— START RAW DATA —

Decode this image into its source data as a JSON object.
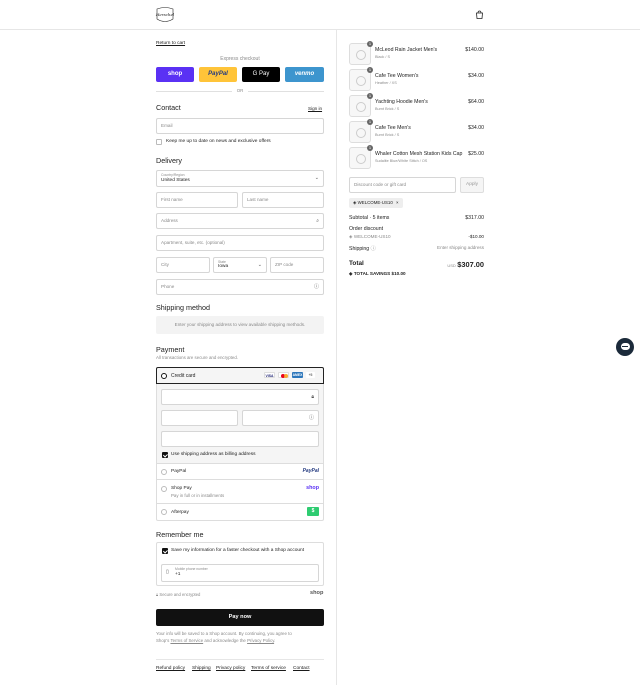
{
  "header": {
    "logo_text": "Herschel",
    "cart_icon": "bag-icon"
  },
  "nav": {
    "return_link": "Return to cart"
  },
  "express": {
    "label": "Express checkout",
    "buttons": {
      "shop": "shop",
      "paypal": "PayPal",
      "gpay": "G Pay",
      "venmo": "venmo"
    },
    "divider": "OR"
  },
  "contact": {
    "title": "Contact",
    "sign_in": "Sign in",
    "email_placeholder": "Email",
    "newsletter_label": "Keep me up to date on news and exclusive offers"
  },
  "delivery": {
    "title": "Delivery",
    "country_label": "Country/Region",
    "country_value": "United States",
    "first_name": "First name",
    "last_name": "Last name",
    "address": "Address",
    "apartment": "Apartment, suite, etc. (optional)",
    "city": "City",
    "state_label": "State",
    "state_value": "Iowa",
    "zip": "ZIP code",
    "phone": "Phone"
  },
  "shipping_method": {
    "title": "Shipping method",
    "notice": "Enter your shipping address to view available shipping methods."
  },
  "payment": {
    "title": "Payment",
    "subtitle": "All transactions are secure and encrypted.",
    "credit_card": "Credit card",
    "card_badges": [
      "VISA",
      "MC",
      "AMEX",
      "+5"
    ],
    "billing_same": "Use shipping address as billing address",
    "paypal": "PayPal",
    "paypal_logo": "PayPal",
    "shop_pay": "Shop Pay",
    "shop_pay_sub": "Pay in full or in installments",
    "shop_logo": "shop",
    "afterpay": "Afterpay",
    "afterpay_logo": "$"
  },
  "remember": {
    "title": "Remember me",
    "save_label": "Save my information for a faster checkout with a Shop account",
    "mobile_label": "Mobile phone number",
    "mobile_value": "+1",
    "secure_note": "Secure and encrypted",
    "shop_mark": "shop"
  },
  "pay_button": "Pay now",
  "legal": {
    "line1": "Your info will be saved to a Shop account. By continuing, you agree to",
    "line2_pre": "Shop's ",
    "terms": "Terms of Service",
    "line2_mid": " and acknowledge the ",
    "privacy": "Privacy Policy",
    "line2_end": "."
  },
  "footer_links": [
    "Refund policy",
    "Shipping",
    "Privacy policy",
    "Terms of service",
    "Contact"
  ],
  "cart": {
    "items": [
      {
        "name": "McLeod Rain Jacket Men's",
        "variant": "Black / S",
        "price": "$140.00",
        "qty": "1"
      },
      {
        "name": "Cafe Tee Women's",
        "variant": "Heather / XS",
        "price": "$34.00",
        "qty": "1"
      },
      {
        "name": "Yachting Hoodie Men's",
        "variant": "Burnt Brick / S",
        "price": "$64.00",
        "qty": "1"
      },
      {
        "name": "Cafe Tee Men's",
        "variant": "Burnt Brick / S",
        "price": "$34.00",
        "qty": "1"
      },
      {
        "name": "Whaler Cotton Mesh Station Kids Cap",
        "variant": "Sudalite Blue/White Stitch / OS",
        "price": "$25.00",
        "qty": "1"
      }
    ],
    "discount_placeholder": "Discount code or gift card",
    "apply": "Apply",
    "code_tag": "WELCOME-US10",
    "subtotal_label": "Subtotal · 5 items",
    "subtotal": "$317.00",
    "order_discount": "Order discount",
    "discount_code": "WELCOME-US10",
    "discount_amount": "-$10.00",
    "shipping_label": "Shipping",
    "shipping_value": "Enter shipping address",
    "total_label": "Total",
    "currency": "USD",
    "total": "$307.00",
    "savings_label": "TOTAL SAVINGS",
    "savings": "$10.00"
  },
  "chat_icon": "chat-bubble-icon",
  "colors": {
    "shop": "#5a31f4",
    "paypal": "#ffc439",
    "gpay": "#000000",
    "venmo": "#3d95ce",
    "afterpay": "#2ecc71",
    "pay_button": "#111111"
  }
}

— END RAW DATA —

# WRITTEN PROBLEM:
Reproduce the entries above without change, omitting all pictures.

# RESULT OF THIS TASK:
Decode this image into its source data as a JSON object.
{
  "header": {
    "logo_text": "Herschel",
    "cart_icon": "bag-icon"
  },
  "nav": {
    "return_link": "Return to cart"
  },
  "express": {
    "label": "Express checkout",
    "buttons": {
      "shop": "shop",
      "paypal": "PayPal",
      "gpay": "G Pay",
      "venmo": "venmo"
    },
    "divider": "OR"
  },
  "contact": {
    "title": "Contact",
    "sign_in": "Sign in",
    "email_placeholder": "Email",
    "newsletter_label": "Keep me up to date on news and exclusive offers"
  },
  "delivery": {
    "title": "Delivery",
    "country_label": "Country/Region",
    "country_value": "United States",
    "first_name": "First name",
    "last_name": "Last name",
    "address": "Address",
    "apartment": "Apartment, suite, etc. (optional)",
    "city": "City",
    "state_label": "State",
    "state_value": "Iowa",
    "zip": "ZIP code",
    "phone": "Phone"
  },
  "shipping_method": {
    "title": "Shipping method",
    "notice": "Enter your shipping address to view available shipping methods."
  },
  "payment": {
    "title": "Payment",
    "subtitle": "All transactions are secure and encrypted.",
    "credit_card": "Credit card",
    "card_badges": [
      "VISA",
      "MC",
      "AMEX",
      "+5"
    ],
    "billing_same": "Use shipping address as billing address",
    "paypal": "PayPal",
    "paypal_logo": "PayPal",
    "shop_pay": "Shop Pay",
    "shop_pay_sub": "Pay in full or in installments",
    "shop_logo": "shop",
    "afterpay": "Afterpay",
    "afterpay_logo": "$"
  },
  "remember": {
    "title": "Remember me",
    "save_label": "Save my information for a faster checkout with a Shop account",
    "mobile_label": "Mobile phone number",
    "mobile_value": "+1",
    "secure_note": "Secure and encrypted",
    "shop_mark": "shop"
  },
  "pay_button": "Pay now",
  "legal": {
    "line1": "Your info will be saved to a Shop account. By continuing, you agree to",
    "line2_pre": "Shop's ",
    "terms": "Terms of Service",
    "line2_mid": " and acknowledge the ",
    "privacy": "Privacy Policy",
    "line2_end": "."
  },
  "footer_links": [
    "Refund policy",
    "Shipping",
    "Privacy policy",
    "Terms of service",
    "Contact"
  ],
  "cart": {
    "items": [
      {
        "name": "McLeod Rain Jacket Men's",
        "variant": "Black / S",
        "price": "$140.00",
        "qty": "1"
      },
      {
        "name": "Cafe Tee Women's",
        "variant": "Heather / XS",
        "price": "$34.00",
        "qty": "1"
      },
      {
        "name": "Yachting Hoodie Men's",
        "variant": "Burnt Brick / S",
        "price": "$64.00",
        "qty": "1"
      },
      {
        "name": "Cafe Tee Men's",
        "variant": "Burnt Brick / S",
        "price": "$34.00",
        "qty": "1"
      },
      {
        "name": "Whaler Cotton Mesh Station Kids Cap",
        "variant": "Sudalite Blue/White Stitch / OS",
        "price": "$25.00",
        "qty": "1"
      }
    ],
    "discount_placeholder": "Discount code or gift card",
    "apply": "Apply",
    "code_tag": "WELCOME-US10",
    "subtotal_label": "Subtotal · 5 items",
    "subtotal": "$317.00",
    "order_discount": "Order discount",
    "discount_code": "WELCOME-US10",
    "discount_amount": "-$10.00",
    "shipping_label": "Shipping",
    "shipping_value": "Enter shipping address",
    "total_label": "Total",
    "currency": "USD",
    "total": "$307.00",
    "savings_label": "TOTAL SAVINGS",
    "savings": "$10.00"
  },
  "chat_icon": "chat-bubble-icon",
  "colors": {
    "shop": "#5a31f4",
    "paypal": "#ffc439",
    "gpay": "#000000",
    "venmo": "#3d95ce",
    "afterpay": "#2ecc71",
    "pay_button": "#111111"
  }
}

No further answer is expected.